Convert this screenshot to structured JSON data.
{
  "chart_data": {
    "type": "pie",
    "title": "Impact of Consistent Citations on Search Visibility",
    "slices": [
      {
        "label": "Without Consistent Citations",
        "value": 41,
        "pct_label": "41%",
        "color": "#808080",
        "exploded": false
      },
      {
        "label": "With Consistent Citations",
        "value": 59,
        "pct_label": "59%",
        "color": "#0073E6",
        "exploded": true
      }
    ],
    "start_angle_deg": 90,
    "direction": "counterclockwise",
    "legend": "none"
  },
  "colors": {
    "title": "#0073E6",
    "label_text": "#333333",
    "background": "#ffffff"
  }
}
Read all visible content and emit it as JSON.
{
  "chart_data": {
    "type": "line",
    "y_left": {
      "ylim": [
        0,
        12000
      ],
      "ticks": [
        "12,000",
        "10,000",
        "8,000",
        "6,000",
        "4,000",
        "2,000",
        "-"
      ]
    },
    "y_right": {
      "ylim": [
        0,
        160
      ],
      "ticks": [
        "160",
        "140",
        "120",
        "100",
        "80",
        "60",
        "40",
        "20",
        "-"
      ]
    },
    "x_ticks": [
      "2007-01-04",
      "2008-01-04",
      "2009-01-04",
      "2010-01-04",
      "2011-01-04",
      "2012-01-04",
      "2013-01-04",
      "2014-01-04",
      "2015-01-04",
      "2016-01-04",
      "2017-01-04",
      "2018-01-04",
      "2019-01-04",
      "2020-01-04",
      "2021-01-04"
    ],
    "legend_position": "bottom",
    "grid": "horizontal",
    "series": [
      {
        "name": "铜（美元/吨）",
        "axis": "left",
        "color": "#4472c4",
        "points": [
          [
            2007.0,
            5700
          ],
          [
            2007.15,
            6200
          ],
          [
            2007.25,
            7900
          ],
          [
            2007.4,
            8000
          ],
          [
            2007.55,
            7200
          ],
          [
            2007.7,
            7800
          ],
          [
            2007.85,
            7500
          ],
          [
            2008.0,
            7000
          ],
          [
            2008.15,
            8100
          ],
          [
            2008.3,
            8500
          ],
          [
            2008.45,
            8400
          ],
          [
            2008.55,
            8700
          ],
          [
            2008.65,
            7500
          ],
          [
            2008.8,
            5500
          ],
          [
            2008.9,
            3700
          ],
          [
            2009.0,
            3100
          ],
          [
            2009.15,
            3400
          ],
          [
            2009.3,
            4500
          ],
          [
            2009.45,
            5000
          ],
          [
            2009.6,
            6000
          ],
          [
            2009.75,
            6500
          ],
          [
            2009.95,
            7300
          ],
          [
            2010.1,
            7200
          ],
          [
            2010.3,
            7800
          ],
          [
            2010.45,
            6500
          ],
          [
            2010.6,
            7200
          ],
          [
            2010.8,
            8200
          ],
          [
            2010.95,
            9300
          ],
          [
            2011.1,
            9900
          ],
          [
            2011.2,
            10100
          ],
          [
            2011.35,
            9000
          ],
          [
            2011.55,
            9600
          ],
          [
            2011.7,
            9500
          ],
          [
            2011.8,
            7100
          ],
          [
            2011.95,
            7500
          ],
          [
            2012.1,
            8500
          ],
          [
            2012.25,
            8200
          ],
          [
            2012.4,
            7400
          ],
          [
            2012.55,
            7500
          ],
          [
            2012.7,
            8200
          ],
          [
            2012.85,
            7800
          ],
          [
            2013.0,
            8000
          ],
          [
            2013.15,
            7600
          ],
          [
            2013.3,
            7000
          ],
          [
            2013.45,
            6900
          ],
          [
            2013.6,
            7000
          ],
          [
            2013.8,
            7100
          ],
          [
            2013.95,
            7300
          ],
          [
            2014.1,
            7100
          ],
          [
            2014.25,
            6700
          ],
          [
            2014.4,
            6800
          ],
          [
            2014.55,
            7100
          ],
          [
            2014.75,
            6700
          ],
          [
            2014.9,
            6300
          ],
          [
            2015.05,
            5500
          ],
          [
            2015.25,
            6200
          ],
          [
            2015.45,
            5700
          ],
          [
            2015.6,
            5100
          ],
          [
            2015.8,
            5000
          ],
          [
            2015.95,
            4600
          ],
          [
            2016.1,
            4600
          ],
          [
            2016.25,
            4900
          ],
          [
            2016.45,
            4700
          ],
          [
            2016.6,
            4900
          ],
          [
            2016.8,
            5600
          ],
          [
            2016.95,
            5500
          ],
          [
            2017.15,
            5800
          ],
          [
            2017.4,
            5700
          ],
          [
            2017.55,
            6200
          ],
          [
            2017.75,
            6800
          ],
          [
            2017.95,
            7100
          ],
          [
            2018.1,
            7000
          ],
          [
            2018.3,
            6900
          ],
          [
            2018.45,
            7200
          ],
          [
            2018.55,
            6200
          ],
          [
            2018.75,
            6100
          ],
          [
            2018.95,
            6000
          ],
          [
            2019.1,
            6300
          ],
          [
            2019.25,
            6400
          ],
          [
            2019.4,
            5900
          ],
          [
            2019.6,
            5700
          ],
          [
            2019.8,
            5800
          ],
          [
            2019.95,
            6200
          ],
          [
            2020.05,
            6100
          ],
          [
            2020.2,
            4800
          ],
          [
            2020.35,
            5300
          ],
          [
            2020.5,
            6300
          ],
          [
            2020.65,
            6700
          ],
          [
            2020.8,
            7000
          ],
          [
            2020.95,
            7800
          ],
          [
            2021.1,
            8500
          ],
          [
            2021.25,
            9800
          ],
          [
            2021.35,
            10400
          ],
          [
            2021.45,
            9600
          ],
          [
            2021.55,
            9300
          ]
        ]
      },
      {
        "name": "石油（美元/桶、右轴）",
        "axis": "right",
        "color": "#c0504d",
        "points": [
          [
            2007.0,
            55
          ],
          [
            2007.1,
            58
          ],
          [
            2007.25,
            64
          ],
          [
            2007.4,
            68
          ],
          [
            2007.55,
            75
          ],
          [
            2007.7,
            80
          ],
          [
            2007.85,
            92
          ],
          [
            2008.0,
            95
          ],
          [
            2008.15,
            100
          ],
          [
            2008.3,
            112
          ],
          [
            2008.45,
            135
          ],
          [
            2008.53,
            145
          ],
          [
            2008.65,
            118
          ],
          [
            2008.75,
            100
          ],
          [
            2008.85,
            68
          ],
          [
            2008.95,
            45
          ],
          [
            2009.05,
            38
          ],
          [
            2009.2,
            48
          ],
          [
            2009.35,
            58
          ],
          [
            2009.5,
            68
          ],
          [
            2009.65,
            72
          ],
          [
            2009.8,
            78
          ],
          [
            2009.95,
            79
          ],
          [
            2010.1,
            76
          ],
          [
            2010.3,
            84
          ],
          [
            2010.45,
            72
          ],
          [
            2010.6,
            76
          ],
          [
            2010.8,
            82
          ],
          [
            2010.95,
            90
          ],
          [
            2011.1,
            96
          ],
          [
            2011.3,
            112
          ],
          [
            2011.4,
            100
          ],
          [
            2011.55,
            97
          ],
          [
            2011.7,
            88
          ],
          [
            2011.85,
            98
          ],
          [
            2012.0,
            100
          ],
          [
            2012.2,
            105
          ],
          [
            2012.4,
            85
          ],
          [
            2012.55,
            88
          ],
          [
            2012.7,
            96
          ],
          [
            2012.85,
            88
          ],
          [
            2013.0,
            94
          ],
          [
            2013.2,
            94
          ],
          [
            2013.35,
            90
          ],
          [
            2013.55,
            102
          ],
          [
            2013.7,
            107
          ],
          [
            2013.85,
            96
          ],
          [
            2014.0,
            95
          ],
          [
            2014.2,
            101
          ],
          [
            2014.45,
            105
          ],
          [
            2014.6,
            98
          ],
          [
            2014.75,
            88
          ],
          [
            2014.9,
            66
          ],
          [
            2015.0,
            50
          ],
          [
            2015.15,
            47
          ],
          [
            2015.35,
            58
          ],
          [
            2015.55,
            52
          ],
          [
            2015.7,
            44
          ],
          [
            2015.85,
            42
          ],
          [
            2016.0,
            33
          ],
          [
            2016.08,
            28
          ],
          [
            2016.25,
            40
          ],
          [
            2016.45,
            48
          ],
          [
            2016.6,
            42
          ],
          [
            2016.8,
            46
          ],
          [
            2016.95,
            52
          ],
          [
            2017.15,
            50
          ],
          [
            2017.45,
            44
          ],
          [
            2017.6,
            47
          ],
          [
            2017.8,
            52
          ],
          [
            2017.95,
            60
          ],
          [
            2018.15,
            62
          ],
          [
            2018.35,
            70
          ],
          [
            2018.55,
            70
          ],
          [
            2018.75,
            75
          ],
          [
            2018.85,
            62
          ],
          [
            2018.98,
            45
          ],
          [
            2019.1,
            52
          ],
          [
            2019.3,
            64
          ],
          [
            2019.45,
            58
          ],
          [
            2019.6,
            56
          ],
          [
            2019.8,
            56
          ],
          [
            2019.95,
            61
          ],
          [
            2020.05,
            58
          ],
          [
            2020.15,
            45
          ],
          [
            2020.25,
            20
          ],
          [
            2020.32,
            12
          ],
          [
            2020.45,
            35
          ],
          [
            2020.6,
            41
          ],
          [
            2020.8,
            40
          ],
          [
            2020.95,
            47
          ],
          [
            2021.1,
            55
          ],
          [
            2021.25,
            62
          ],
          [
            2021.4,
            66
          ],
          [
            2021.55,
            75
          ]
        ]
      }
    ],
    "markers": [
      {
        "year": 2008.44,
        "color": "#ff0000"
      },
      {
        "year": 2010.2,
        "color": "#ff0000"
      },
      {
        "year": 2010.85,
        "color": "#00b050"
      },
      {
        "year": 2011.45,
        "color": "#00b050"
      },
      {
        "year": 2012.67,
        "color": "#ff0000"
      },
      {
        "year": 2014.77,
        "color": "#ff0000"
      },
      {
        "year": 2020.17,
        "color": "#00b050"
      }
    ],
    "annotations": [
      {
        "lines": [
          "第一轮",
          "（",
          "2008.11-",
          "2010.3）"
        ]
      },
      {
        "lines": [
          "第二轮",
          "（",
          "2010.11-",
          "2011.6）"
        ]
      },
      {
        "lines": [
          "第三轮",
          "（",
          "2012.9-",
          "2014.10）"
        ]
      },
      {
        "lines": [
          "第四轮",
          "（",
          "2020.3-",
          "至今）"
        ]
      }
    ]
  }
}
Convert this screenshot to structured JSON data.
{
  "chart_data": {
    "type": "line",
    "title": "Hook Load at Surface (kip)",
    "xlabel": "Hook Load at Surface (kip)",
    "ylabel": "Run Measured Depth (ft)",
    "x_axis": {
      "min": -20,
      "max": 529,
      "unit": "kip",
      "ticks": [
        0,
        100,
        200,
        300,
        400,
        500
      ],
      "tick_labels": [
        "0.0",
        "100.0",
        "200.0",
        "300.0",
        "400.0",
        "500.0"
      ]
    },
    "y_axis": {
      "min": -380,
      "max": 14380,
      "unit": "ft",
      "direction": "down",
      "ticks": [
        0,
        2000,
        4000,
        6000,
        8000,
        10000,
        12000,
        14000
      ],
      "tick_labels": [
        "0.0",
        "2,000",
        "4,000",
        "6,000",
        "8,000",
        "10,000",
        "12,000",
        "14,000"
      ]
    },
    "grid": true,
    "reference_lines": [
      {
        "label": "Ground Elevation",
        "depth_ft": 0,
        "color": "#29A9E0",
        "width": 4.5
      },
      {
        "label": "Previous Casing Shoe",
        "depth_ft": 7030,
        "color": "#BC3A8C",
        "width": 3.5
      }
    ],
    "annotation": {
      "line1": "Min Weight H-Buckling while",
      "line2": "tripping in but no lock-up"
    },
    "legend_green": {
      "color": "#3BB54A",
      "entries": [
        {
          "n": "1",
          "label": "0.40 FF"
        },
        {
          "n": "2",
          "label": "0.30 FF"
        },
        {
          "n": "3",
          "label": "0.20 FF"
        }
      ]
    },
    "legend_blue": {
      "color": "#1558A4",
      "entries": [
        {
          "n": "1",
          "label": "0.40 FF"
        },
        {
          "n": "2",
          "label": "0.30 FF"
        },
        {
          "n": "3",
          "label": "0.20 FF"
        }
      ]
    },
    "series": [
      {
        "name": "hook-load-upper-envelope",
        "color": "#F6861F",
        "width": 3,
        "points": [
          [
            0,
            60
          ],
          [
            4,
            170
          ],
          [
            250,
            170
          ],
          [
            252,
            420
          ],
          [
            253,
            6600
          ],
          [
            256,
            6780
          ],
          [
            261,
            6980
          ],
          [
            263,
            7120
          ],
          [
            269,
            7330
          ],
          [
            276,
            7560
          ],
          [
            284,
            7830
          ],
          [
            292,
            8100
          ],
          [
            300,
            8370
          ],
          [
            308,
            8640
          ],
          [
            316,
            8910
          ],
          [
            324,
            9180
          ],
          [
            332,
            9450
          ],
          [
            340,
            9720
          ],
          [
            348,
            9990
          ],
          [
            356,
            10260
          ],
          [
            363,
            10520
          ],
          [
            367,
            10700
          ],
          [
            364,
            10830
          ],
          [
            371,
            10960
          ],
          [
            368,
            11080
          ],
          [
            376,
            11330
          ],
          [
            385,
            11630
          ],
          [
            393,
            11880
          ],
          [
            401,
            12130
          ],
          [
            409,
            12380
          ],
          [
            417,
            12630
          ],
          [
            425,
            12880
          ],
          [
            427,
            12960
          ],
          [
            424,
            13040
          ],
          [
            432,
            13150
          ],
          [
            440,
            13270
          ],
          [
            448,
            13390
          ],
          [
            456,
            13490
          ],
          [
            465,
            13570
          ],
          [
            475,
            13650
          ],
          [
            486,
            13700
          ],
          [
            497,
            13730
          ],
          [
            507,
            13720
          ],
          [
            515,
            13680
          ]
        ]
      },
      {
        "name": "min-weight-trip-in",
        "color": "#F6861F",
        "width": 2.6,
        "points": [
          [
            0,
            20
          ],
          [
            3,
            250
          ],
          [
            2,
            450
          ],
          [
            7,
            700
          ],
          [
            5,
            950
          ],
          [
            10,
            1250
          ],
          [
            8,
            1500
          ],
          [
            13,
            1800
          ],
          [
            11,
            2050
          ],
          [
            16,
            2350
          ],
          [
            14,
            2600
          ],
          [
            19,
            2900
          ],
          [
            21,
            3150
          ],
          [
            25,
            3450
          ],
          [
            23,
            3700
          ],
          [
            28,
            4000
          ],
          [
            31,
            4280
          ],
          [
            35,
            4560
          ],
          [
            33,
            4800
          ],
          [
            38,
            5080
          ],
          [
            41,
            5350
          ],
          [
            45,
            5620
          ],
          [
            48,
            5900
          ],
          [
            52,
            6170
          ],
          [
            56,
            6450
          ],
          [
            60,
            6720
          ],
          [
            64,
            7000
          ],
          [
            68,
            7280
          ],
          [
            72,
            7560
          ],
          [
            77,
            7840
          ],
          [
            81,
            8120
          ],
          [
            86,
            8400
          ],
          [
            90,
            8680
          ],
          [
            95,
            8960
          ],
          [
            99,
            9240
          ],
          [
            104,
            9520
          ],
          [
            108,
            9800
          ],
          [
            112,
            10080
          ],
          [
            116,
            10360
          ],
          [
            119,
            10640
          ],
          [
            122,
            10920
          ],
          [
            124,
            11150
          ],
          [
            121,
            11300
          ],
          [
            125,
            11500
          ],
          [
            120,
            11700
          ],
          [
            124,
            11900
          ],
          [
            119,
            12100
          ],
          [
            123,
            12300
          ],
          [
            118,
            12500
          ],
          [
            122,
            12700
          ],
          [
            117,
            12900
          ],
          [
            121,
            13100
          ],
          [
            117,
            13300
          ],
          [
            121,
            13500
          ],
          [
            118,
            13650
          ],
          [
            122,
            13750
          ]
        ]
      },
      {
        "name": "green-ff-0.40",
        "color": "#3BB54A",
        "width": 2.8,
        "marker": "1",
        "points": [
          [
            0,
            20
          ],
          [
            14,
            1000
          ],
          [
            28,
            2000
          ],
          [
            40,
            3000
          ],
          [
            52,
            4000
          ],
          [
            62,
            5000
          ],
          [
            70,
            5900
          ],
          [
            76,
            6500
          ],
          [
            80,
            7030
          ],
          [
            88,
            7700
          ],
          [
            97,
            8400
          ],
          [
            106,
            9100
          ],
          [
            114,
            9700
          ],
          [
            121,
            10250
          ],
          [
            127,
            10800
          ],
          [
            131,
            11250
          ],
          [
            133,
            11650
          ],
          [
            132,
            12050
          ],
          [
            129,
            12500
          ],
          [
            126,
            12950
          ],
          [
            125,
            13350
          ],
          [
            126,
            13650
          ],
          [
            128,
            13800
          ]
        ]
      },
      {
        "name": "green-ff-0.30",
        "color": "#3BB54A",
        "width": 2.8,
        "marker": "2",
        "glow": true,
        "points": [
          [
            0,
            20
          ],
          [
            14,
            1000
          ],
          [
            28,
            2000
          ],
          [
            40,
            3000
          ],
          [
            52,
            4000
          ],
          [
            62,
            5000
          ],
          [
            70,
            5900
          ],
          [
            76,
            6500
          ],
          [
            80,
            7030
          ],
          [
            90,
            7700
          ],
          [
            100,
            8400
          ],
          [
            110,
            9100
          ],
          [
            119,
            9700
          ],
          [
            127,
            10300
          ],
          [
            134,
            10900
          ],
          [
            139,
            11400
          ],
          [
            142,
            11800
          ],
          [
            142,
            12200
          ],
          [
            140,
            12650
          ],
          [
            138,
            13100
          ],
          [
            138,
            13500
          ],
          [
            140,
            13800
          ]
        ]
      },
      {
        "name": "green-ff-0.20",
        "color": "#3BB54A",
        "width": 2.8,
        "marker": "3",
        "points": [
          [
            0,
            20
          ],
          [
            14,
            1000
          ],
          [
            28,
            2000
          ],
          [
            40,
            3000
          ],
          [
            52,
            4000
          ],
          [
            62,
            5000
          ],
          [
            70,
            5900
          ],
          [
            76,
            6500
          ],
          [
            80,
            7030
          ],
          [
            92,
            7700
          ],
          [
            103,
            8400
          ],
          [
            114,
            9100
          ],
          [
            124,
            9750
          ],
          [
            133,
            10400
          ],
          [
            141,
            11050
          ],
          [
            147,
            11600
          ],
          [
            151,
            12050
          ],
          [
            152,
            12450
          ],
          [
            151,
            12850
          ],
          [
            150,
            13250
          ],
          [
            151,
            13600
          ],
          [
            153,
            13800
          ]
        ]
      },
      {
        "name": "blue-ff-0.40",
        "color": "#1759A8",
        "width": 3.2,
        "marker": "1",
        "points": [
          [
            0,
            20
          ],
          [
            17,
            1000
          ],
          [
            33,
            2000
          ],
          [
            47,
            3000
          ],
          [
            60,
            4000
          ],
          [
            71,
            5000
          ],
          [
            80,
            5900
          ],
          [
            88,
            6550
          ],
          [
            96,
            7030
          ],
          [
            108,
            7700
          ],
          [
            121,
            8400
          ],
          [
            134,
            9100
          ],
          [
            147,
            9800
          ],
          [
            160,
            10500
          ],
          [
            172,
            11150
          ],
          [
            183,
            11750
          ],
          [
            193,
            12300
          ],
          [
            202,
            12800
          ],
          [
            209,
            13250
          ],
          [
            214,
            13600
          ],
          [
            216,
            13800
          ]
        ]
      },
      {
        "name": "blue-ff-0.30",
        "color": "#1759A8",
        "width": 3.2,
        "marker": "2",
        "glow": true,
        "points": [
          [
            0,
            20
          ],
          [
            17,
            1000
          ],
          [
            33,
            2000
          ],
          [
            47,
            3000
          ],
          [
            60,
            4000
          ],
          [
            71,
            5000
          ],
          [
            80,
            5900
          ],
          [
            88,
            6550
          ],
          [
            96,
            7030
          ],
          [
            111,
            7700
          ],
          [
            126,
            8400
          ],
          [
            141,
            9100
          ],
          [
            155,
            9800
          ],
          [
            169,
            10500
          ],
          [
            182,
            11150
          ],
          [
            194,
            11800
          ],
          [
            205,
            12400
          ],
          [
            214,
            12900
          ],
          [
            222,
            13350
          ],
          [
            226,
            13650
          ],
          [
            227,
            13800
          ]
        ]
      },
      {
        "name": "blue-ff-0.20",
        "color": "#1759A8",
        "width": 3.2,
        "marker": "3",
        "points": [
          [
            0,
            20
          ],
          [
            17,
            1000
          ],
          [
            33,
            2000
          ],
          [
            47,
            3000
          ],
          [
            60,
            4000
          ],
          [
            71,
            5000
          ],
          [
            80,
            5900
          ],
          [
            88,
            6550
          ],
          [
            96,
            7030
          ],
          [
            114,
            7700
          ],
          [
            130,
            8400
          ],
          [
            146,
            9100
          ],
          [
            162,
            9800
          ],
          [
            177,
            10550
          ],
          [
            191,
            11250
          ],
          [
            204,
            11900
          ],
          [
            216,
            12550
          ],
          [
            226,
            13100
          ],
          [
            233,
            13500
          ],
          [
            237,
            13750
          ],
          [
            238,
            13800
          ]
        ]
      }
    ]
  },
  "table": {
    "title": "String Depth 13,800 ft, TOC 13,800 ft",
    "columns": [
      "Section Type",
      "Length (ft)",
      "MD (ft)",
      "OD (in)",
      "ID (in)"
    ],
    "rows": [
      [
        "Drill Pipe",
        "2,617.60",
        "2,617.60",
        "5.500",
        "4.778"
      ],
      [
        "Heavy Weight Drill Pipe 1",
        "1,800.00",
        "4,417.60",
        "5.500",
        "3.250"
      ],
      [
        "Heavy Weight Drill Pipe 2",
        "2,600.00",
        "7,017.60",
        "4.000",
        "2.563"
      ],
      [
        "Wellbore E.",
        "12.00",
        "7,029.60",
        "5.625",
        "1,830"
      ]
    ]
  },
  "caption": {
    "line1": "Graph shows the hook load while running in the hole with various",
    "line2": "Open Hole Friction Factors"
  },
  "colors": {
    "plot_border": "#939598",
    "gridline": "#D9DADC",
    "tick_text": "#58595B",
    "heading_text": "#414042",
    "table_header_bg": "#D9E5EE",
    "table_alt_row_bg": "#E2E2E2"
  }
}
□ □ □
### Task to carry out
From the data above, work out how many lines hold "year". Answer with the number alone.

### Answer to the exercise
7